◆ Given request
Omit the pictures from the entries below and retype everything else exactly.

┌──

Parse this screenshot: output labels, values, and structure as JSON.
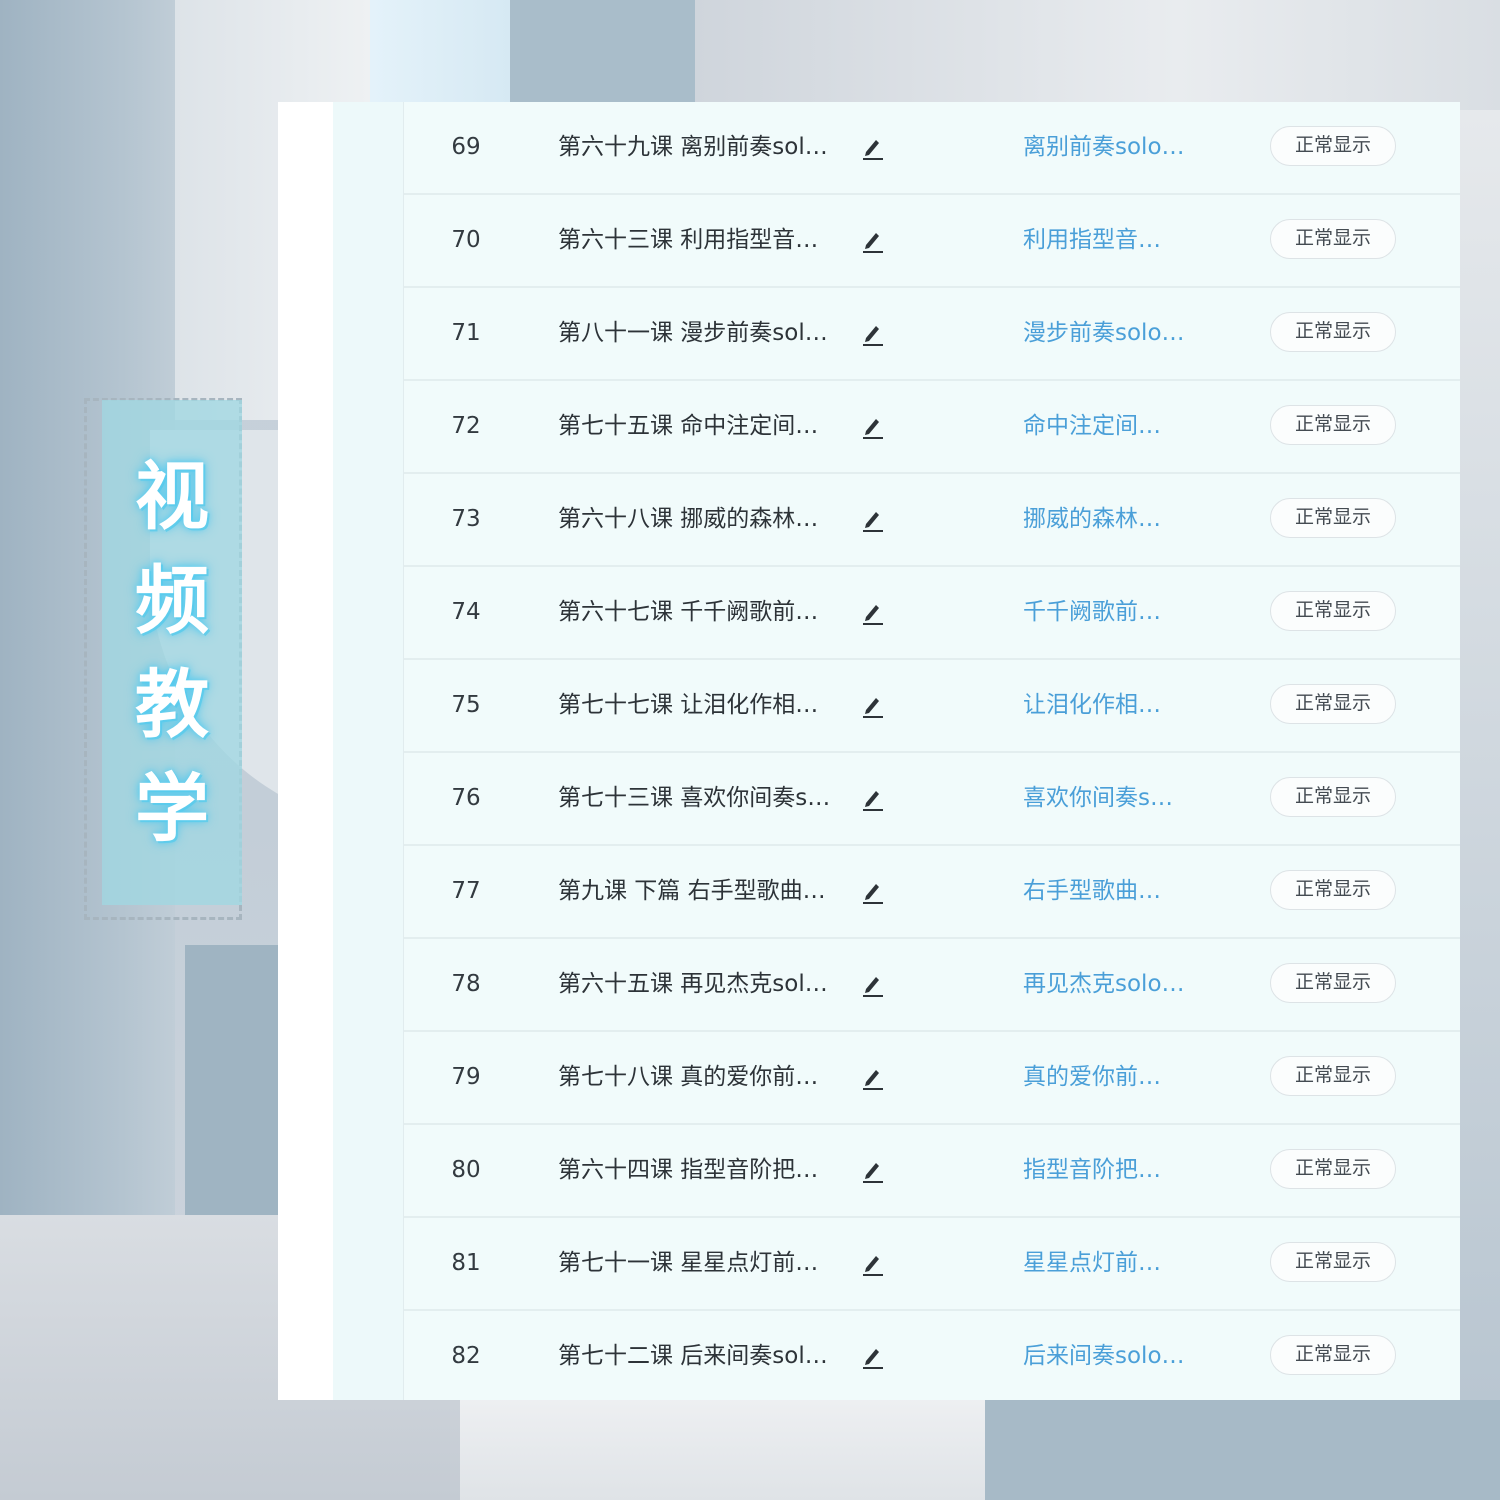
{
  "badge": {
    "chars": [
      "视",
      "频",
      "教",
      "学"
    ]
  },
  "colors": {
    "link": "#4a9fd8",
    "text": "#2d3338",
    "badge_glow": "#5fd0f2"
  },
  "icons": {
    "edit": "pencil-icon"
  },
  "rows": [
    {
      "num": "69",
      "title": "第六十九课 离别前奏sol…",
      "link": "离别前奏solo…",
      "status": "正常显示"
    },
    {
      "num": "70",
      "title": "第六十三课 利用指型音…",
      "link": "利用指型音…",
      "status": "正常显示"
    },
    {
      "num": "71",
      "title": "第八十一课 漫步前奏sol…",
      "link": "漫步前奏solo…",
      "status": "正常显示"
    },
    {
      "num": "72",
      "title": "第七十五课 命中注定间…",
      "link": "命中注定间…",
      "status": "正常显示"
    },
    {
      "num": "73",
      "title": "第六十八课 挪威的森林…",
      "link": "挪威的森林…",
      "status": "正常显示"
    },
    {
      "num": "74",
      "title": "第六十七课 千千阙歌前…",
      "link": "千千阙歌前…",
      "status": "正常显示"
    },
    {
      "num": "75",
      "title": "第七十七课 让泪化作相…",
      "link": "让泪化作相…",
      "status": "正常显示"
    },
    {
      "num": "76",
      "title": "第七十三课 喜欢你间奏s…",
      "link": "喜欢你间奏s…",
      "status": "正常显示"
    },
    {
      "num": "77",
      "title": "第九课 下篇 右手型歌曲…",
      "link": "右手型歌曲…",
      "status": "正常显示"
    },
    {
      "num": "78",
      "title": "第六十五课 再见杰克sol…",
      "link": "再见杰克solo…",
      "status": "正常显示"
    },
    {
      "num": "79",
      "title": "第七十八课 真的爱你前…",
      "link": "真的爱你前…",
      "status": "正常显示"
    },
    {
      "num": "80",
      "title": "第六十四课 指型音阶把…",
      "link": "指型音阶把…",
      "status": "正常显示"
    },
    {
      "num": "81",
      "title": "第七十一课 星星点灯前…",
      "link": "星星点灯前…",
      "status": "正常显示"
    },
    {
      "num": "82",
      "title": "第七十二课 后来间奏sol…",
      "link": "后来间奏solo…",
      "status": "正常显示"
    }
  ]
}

└──

◆ Written solution
Parse this screenshot: output labels, values, and structure as JSON.
{
  "badge": {
    "chars": [
      "视",
      "频",
      "教",
      "学"
    ]
  },
  "colors": {
    "link": "#4a9fd8",
    "text": "#2d3338",
    "badge_glow": "#5fd0f2"
  },
  "icons": {
    "edit": "pencil-icon"
  },
  "rows": [
    {
      "num": "69",
      "title": "第六十九课 离别前奏sol…",
      "link": "离别前奏solo…",
      "status": "正常显示"
    },
    {
      "num": "70",
      "title": "第六十三课 利用指型音…",
      "link": "利用指型音…",
      "status": "正常显示"
    },
    {
      "num": "71",
      "title": "第八十一课 漫步前奏sol…",
      "link": "漫步前奏solo…",
      "status": "正常显示"
    },
    {
      "num": "72",
      "title": "第七十五课 命中注定间…",
      "link": "命中注定间…",
      "status": "正常显示"
    },
    {
      "num": "73",
      "title": "第六十八课 挪威的森林…",
      "link": "挪威的森林…",
      "status": "正常显示"
    },
    {
      "num": "74",
      "title": "第六十七课 千千阙歌前…",
      "link": "千千阙歌前…",
      "status": "正常显示"
    },
    {
      "num": "75",
      "title": "第七十七课 让泪化作相…",
      "link": "让泪化作相…",
      "status": "正常显示"
    },
    {
      "num": "76",
      "title": "第七十三课 喜欢你间奏s…",
      "link": "喜欢你间奏s…",
      "status": "正常显示"
    },
    {
      "num": "77",
      "title": "第九课 下篇 右手型歌曲…",
      "link": "右手型歌曲…",
      "status": "正常显示"
    },
    {
      "num": "78",
      "title": "第六十五课 再见杰克sol…",
      "link": "再见杰克solo…",
      "status": "正常显示"
    },
    {
      "num": "79",
      "title": "第七十八课 真的爱你前…",
      "link": "真的爱你前…",
      "status": "正常显示"
    },
    {
      "num": "80",
      "title": "第六十四课 指型音阶把…",
      "link": "指型音阶把…",
      "status": "正常显示"
    },
    {
      "num": "81",
      "title": "第七十一课 星星点灯前…",
      "link": "星星点灯前…",
      "status": "正常显示"
    },
    {
      "num": "82",
      "title": "第七十二课 后来间奏sol…",
      "link": "后来间奏solo…",
      "status": "正常显示"
    }
  ]
}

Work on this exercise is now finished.